• WHAT TO PRODUCE: Write out only the lines from the line containing "Output the text content of this document." to the end of the listing below, both included, exactly as they stand. Drop the pictures.

Dataset entries
________
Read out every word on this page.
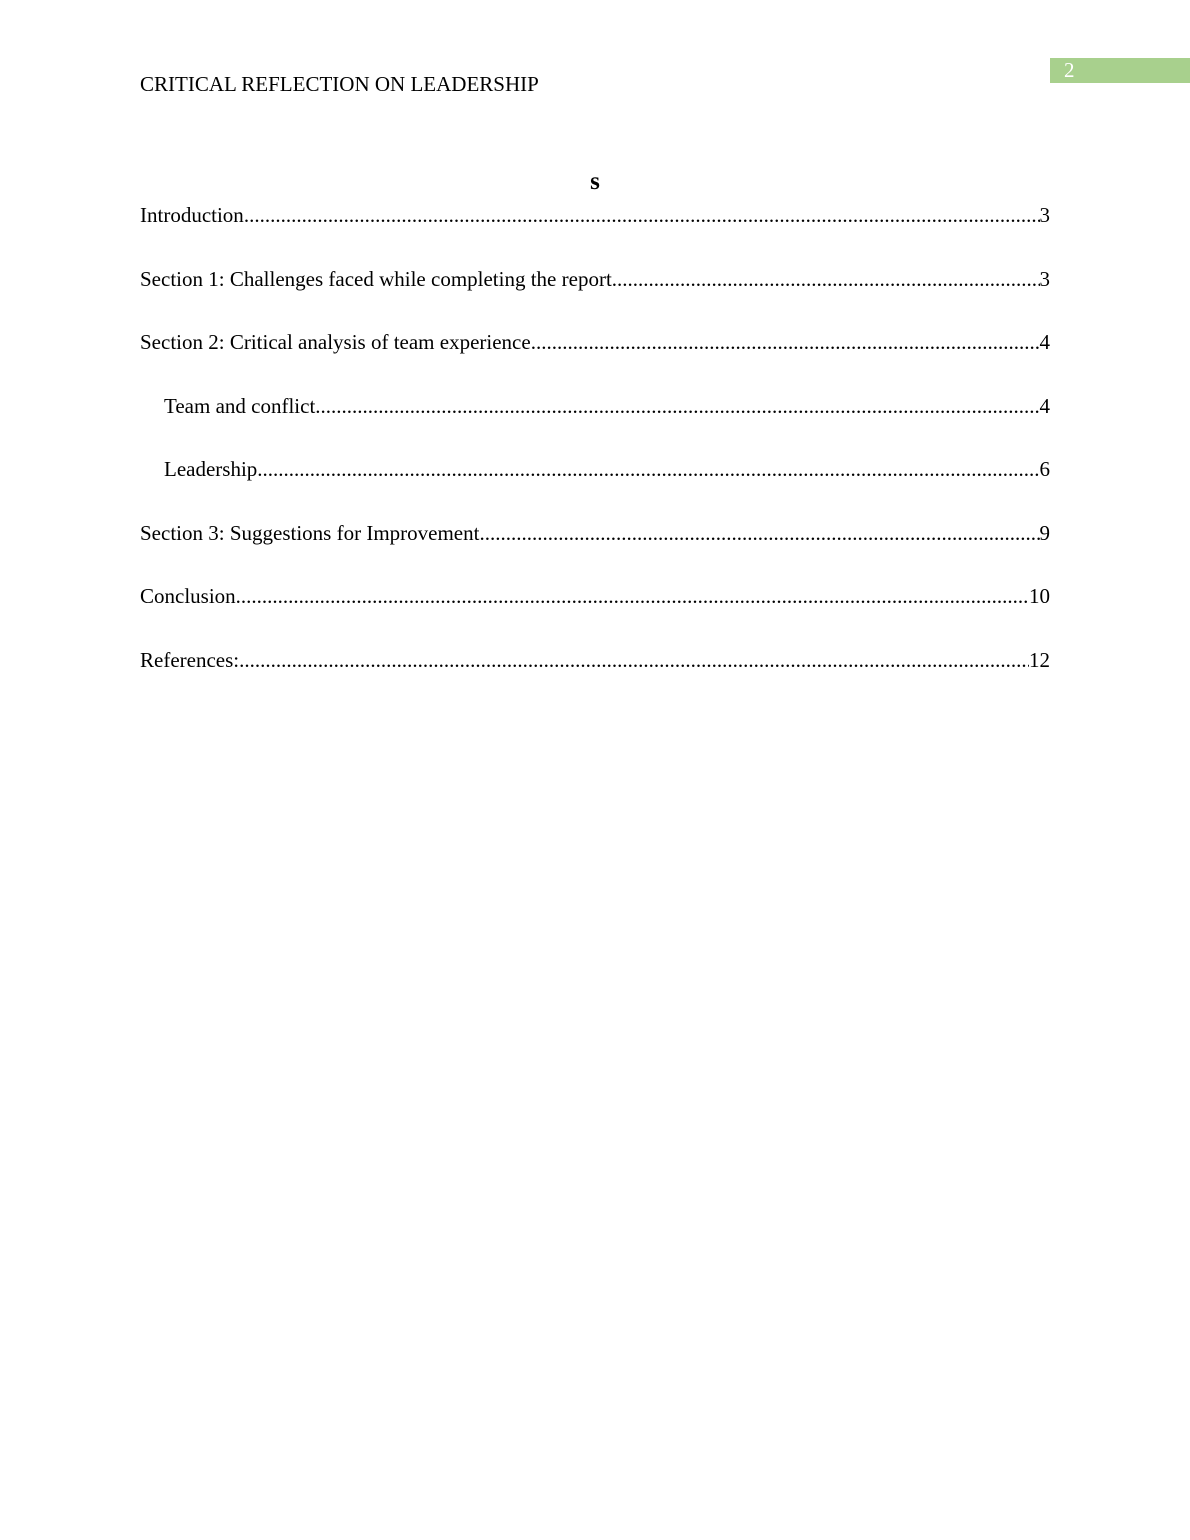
2
CRITICAL REFLECTION ON LEADERSHIP
s
Introduction .....	3
Section 1: Challenges faced while completing the report .....	3
Section 2: Critical analysis of team experience .....	4
Team and conflict .....	4
Leadership .....	6
Section 3: Suggestions for Improvement .....	9
Conclusion .....	10
References: .....	12
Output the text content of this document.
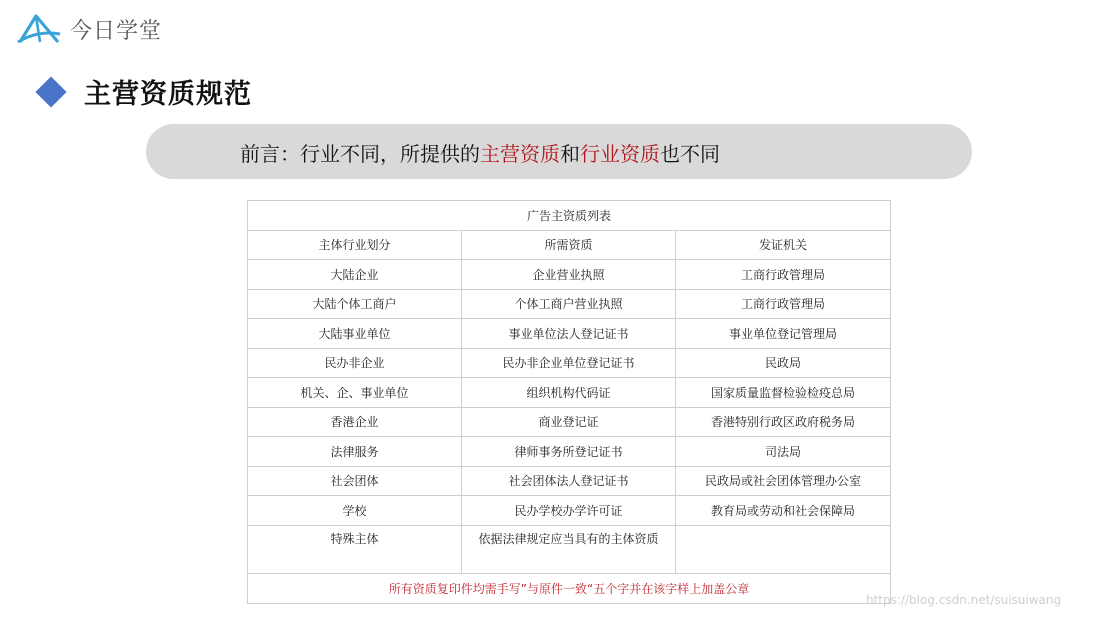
今日学堂
主营资质规范
前言：行业不同，所提供的主营资质和行业资质也不同
广告主资质列表		
主体行业划分	所需资质	发证机关
大陆企业	企业营业执照	工商行政管理局
大陆个体工商户	个体工商户营业执照	工商行政管理局
大陆事业单位	事业单位法人登记证书	事业单位登记管理局
民办非企业	民办非企业单位登记证书	民政局
机关、企、事业单位	组织机构代码证	国家质量监督检验检疫总局
香港企业	商业登记证	香港特别行政区政府税务局
法律服务	律师事务所登记证书	司法局
社会团体	社会团体法人登记证书	民政局或社会团体管理办公室
学校	民办学校办学许可证	教育局或劳动和社会保障局
特殊主体	依据法律规定应当具有的主体资质	
所有资质复印件均需手写”与原件一致“五个字并在该字样上加盖公章		
https://blog.csdn.net/suisuiwang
________
• RESULT OF THE TASK:
Output the text content of this document.
今日学堂
主营资质规范
前言：行业不同，所提供的主营资质和行业资质也不同
广告主资质列表		
主体行业划分	所需资质	发证机关
大陆企业	企业营业执照	工商行政管理局
大陆个体工商户	个体工商户营业执照	工商行政管理局
大陆事业单位	事业单位法人登记证书	事业单位登记管理局
民办非企业	民办非企业单位登记证书	民政局
机关、企、事业单位	组织机构代码证	国家质量监督检验检疫总局
香港企业	商业登记证	香港特别行政区政府税务局
法律服务	律师事务所登记证书	司法局
社会团体	社会团体法人登记证书	民政局或社会团体管理办公室
学校	民办学校办学许可证	教育局或劳动和社会保障局
特殊主体	依据法律规定应当具有的主体资质	
所有资质复印件均需手写”与原件一致“五个字并在该字样上加盖公章		
https://blog.csdn.net/suisuiwang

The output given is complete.